● **Problem to solve**
Please copy exactly the lines that begin with the one containing "What does this" and end with the last line of the entries.

(Collected data entries)
——————
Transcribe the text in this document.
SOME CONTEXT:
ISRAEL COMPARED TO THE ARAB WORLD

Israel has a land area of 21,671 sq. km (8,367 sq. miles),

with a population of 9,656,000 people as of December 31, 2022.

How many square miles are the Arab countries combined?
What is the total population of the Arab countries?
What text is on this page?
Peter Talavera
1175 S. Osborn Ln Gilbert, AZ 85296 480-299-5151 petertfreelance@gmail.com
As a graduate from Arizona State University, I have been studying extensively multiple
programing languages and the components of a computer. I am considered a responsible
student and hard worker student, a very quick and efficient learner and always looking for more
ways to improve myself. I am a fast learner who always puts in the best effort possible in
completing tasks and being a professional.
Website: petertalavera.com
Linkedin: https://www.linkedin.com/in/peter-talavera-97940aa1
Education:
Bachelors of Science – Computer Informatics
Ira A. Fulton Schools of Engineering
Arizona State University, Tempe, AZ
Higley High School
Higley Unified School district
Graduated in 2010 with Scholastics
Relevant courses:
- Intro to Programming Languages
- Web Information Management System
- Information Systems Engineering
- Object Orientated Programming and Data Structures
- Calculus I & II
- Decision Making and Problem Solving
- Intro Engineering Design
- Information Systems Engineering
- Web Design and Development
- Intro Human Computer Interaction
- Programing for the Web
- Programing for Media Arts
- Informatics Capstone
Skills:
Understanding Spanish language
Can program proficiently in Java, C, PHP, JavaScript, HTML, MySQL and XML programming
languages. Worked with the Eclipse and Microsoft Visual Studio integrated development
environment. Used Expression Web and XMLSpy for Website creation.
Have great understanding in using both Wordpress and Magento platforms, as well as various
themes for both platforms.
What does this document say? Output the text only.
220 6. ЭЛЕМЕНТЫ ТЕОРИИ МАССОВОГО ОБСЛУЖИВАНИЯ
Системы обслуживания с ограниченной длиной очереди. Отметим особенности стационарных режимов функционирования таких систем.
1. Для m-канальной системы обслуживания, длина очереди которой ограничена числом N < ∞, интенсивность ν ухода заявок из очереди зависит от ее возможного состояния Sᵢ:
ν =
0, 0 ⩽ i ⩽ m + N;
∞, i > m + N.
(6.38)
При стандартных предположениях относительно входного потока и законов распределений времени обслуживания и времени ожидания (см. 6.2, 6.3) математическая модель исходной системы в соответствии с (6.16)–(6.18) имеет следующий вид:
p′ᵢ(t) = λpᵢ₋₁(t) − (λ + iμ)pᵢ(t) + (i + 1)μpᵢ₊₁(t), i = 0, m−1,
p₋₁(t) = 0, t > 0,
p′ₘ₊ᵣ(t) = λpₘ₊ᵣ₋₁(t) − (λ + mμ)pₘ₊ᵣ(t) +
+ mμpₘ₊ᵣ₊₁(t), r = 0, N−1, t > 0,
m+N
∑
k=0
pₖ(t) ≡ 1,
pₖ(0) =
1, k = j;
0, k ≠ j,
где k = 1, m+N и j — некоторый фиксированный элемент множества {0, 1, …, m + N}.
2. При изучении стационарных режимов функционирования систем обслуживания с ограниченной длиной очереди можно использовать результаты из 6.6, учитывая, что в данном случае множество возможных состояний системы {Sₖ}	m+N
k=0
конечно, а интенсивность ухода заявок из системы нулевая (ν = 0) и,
——————
● **Written solution**
What does this document say? Output the text only.
220 6. ЭЛЕМЕНТЫ ТЕОРИИ МАССОВОГО ОБСЛУЖИВАНИЯ
Системы обслуживания с ограниченной длиной очереди. Отметим особенности стационарных режимов функционирования таких систем.
1. Для m-канальной системы обслуживания, длина очереди которой ограничена числом N < ∞, интенсивность ν ухода заявок из очереди зависит от ее возможного состояния Sᵢ:
ν =
0, 0 ⩽ i ⩽ m + N;
∞, i > m + N.
(6.38)
При стандартных предположениях относительно входного потока и законов распределений времени обслуживания и времени ожидания (см. 6.2, 6.3) математическая модель исходной системы в соответствии с (6.16)–(6.18) имеет следующий вид:
p′ᵢ(t) = λpᵢ₋₁(t) − (λ + iμ)pᵢ(t) + (i + 1)μpᵢ₊₁(t), i = 0, m−1,
p₋₁(t) = 0, t > 0,
p′ₘ₊ᵣ(t) = λpₘ₊ᵣ₋₁(t) − (λ + mμ)pₘ₊ᵣ(t) +
+ mμpₘ₊ᵣ₊₁(t), r = 0, N−1, t > 0,
m+N
∑
k=0
pₖ(t) ≡ 1,
pₖ(0) =
1, k = j;
0, k ≠ j,
где k = 1, m+N и j — некоторый фиксированный элемент множества {0, 1, …, m + N}.
2. При изучении стационарных режимов функционирования систем обслуживания с ограниченной длиной очереди можно использовать результаты из 6.6, учитывая, что в данном случае множество возможных состояний системы {Sₖ}	m+N
k=0
конечно, а интенсивность ухода заявок из системы нулевая (ν = 0) и,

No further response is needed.